Aim: For each line in the data below that holds "teren", return a copy.

The input:
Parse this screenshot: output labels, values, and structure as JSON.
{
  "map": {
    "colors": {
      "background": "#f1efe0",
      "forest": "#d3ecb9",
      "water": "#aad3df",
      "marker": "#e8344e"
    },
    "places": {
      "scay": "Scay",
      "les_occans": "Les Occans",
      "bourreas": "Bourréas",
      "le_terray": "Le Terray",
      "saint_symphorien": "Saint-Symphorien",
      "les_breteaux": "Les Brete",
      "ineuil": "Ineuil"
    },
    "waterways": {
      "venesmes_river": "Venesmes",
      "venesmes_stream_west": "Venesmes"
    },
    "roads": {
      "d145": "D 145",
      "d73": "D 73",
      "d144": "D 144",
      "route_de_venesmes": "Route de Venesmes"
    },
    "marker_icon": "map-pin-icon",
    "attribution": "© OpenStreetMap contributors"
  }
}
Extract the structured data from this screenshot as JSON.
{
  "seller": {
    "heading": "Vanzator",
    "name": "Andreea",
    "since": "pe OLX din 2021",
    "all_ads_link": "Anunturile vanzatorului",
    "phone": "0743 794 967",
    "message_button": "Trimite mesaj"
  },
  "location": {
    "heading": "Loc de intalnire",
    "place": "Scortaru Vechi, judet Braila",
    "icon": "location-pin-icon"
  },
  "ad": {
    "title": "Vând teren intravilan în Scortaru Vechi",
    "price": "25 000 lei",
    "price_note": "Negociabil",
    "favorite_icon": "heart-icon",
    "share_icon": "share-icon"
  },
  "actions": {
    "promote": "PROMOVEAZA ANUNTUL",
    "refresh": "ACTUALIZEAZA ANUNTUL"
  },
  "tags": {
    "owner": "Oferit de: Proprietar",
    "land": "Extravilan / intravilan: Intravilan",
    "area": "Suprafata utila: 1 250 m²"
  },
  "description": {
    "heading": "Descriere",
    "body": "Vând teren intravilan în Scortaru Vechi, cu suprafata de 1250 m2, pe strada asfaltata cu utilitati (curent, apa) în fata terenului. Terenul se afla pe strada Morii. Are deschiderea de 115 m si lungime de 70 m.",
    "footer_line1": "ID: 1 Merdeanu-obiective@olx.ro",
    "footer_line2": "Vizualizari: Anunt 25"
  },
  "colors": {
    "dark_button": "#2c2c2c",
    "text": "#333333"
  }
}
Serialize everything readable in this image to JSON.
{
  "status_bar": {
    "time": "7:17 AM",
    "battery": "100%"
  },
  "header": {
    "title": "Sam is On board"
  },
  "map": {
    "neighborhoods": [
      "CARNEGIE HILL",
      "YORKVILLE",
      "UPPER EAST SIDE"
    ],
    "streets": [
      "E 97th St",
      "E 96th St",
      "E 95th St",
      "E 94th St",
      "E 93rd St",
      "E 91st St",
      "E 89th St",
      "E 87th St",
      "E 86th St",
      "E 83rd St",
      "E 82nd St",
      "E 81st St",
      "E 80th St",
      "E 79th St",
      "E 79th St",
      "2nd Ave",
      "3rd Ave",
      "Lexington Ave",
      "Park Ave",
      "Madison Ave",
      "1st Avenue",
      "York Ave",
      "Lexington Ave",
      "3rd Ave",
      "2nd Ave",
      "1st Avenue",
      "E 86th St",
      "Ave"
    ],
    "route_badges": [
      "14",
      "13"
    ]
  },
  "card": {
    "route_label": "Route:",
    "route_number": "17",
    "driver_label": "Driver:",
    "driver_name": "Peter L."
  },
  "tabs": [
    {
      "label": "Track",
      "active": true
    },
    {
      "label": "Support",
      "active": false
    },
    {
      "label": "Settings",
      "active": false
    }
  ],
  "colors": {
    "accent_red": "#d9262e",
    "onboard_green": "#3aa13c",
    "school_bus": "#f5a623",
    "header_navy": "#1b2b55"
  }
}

Written solution:
    "title": "Vând teren intravilan în Scortaru Vechi",
    "body": "Vând teren intravilan în Scortaru Vechi, cu suprafata de 1250 m2, pe strada asfaltata cu utilitati (curent, apa) în fata terenului. Terenul se afla pe strada Morii. Are deschiderea de 115 m si lungime de 70 m.",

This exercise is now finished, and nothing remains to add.